> [Saved entries]:
## START
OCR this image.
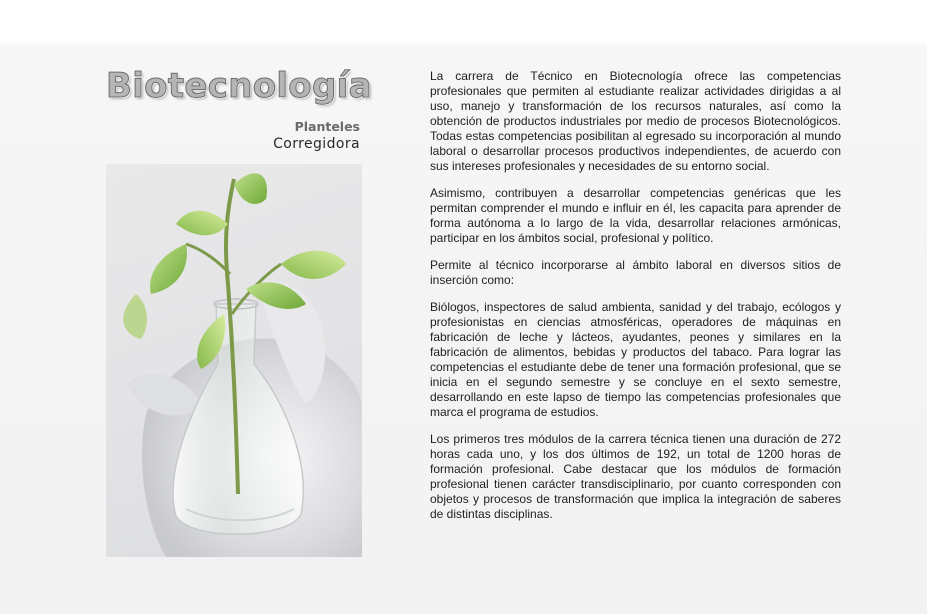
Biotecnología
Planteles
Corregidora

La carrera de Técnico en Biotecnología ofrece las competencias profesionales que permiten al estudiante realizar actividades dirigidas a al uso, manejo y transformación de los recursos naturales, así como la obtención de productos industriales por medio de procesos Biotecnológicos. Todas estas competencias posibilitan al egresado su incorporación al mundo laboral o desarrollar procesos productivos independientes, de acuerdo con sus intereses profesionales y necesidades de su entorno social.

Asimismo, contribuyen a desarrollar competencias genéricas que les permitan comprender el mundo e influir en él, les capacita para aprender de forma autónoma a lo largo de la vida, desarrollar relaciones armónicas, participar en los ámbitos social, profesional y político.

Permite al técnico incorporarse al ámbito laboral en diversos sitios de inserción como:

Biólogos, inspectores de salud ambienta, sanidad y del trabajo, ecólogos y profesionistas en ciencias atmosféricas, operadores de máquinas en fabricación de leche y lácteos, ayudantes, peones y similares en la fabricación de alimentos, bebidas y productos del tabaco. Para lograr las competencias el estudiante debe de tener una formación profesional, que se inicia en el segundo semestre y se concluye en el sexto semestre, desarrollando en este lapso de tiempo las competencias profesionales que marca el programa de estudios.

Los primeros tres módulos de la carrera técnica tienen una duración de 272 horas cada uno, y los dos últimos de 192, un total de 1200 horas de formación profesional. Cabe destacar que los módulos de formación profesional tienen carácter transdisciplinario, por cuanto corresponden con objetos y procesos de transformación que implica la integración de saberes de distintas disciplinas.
## END
## START
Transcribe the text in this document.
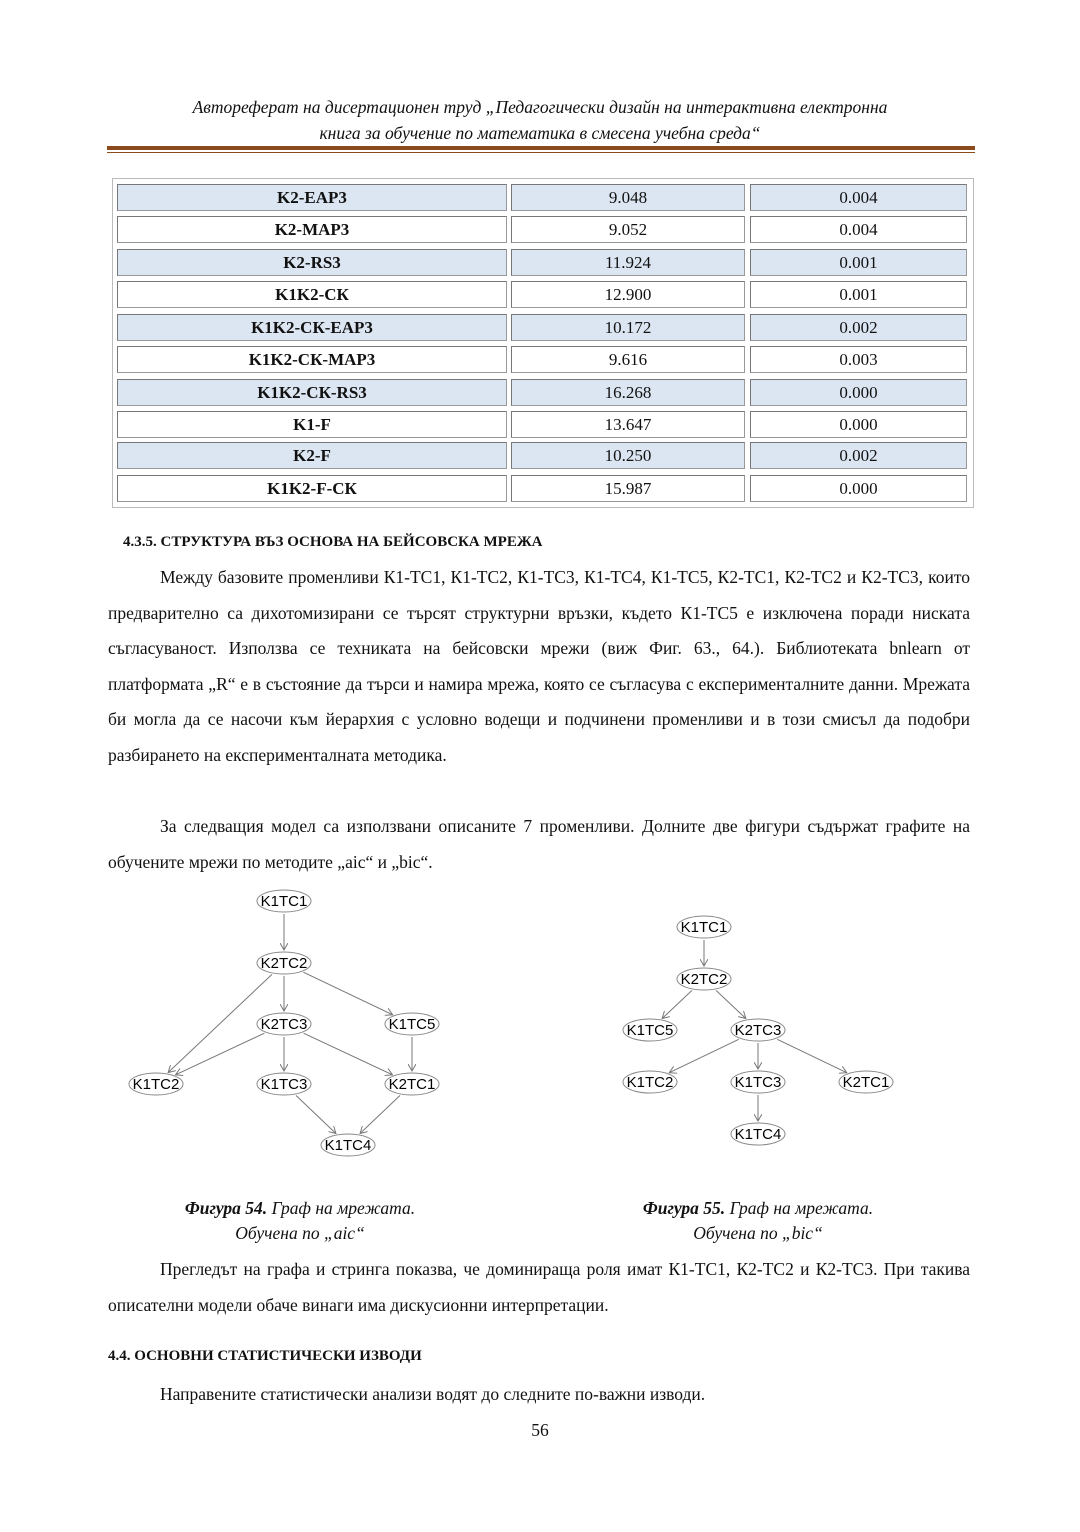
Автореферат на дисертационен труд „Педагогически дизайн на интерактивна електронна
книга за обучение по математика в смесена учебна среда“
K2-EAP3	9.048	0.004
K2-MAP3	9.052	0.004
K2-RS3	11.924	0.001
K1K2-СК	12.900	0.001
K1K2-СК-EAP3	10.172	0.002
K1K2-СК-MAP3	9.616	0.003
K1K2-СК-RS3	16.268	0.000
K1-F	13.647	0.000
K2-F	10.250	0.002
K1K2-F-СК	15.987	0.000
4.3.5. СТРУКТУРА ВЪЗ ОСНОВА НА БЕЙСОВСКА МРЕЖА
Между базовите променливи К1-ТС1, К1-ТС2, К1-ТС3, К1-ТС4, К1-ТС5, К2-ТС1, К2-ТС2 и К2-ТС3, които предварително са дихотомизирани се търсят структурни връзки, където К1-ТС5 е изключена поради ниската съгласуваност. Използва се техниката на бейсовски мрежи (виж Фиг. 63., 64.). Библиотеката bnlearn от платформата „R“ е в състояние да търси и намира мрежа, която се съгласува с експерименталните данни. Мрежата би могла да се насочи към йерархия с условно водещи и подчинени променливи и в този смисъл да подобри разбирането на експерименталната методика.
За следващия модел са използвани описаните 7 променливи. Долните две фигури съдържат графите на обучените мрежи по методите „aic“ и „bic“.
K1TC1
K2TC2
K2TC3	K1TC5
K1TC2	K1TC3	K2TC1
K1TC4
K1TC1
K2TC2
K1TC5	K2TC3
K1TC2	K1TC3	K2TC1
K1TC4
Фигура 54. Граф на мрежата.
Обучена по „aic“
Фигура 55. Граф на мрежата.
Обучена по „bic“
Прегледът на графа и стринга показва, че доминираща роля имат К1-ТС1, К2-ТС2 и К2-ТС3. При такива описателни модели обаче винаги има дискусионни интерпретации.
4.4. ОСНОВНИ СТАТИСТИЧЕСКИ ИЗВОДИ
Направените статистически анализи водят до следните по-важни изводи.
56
## END
> [Exercise]: Whichever lines contain the string "Фигура", select and copy them.

> [Full output]:
Фигура 54. Граф на мрежата.
Фигура 55. Граф на мрежата.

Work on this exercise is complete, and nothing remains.